Problem description.
Copy the data exactly as it appears, and do not include any pictures.

Data supplied.
:::

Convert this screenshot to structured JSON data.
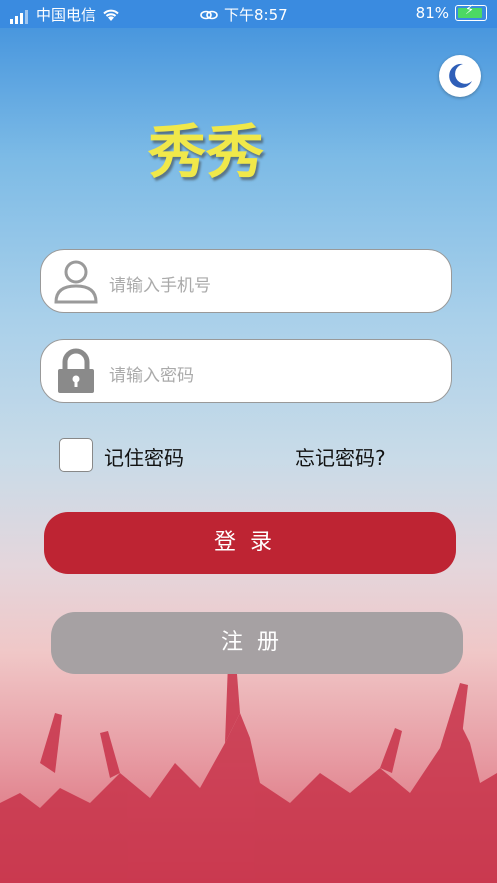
{
  "status_bar": {
    "carrier": "中国电信",
    "time": "下午8:57",
    "battery": "81%"
  },
  "app": {
    "title": "秀秀"
  },
  "form": {
    "phone_placeholder": "请输入手机号",
    "password_placeholder": "请输入密码",
    "remember_label": "记住密码",
    "forgot_label": "忘记密码?",
    "login_label": "登录",
    "register_label": "注册"
  },
  "colors": {
    "login_button": "#be2433",
    "register_button": "#a6a1a3",
    "title": "#f0e84a",
    "status_bar": "#3a8be0"
  },
  "icons": [
    "signal-icon",
    "wifi-icon",
    "link-icon",
    "battery-icon",
    "moon-icon",
    "user-icon",
    "lock-icon"
  ]
}
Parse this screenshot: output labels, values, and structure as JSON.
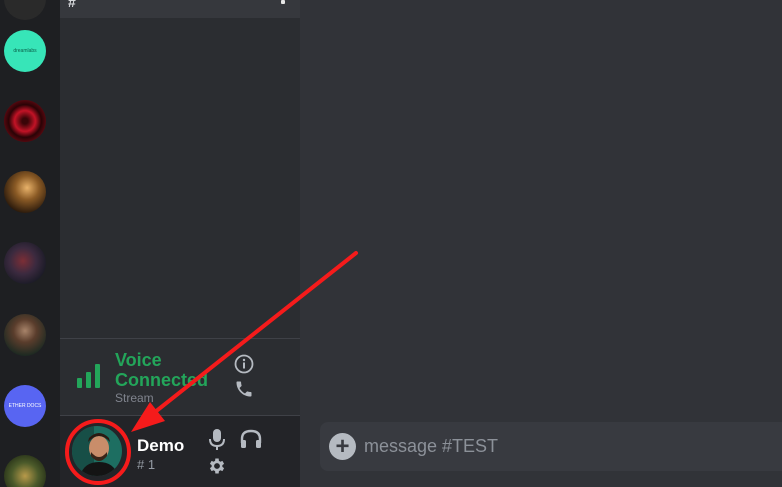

:::

Answer.
Convert this screenshot to structured JSON data.
{
  "status_bar": {
    "carrier": "中国电信",
    "time": "下午8:57",
    "battery": "81%"
  },
  "app": {
    "title": "秀秀"
  },
  "form": {
    "phone_placeholder": "请输入手机号",
    "password_placeholder": "请输入密码",
    "remember_label": "记住密码",
    "forgot_label": "忘记密码?",
    "login_label": "登录",
    "register_label": "注册"
  },
  "colors": {
    "login_button": "#be2433",
    "register_button": "#a6a1a3",
    "title": "#f0e84a",
    "status_bar": "#3a8be0"
  },
  "icons": [
    "signal-icon",
    "wifi-icon",
    "link-icon",
    "battery-icon",
    "moon-icon",
    "user-icon",
    "lock-icon"
  ]
}
Parse this screenshot: output labels, values, and structure as JSON.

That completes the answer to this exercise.